## Work required:
How many lines in the entries below include the string "favore"? Answer with the number only.

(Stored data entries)
___
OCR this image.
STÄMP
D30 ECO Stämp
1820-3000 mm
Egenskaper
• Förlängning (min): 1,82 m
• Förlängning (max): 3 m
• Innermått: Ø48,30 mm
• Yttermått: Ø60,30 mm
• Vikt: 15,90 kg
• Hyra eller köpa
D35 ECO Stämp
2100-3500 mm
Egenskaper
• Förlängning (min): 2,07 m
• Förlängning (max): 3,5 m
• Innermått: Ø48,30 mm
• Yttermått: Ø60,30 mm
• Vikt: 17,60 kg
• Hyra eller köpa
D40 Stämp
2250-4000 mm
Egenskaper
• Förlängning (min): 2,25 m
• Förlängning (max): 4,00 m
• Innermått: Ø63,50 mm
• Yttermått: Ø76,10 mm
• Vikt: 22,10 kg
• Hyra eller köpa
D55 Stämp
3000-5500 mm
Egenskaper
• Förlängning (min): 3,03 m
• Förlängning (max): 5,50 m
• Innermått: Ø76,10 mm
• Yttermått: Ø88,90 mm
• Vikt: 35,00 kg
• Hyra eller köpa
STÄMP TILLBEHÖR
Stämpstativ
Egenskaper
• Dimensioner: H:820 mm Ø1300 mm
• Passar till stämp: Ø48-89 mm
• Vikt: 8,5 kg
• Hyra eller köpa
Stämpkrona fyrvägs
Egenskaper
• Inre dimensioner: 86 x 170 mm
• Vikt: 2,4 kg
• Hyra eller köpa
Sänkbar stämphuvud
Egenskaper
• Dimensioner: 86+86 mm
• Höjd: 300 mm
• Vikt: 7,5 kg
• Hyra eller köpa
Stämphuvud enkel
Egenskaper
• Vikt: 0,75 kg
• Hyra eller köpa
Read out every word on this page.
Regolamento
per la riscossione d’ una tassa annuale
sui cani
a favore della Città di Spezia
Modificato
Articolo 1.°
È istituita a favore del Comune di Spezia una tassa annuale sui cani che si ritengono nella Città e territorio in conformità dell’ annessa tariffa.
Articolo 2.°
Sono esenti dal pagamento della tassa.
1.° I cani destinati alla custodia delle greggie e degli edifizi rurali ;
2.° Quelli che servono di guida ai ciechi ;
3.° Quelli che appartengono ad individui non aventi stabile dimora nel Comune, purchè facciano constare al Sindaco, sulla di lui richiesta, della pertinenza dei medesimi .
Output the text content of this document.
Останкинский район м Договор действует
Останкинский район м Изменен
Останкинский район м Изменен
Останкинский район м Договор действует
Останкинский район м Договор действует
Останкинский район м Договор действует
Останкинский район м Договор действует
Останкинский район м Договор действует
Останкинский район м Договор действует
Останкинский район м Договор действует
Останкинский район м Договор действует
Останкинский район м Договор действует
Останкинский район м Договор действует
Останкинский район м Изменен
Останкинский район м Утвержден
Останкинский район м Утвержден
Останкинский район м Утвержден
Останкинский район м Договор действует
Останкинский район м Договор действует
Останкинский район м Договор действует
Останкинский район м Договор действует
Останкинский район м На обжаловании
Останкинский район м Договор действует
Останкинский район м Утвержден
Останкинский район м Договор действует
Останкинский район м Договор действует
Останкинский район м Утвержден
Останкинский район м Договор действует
___
## Result of the task:
2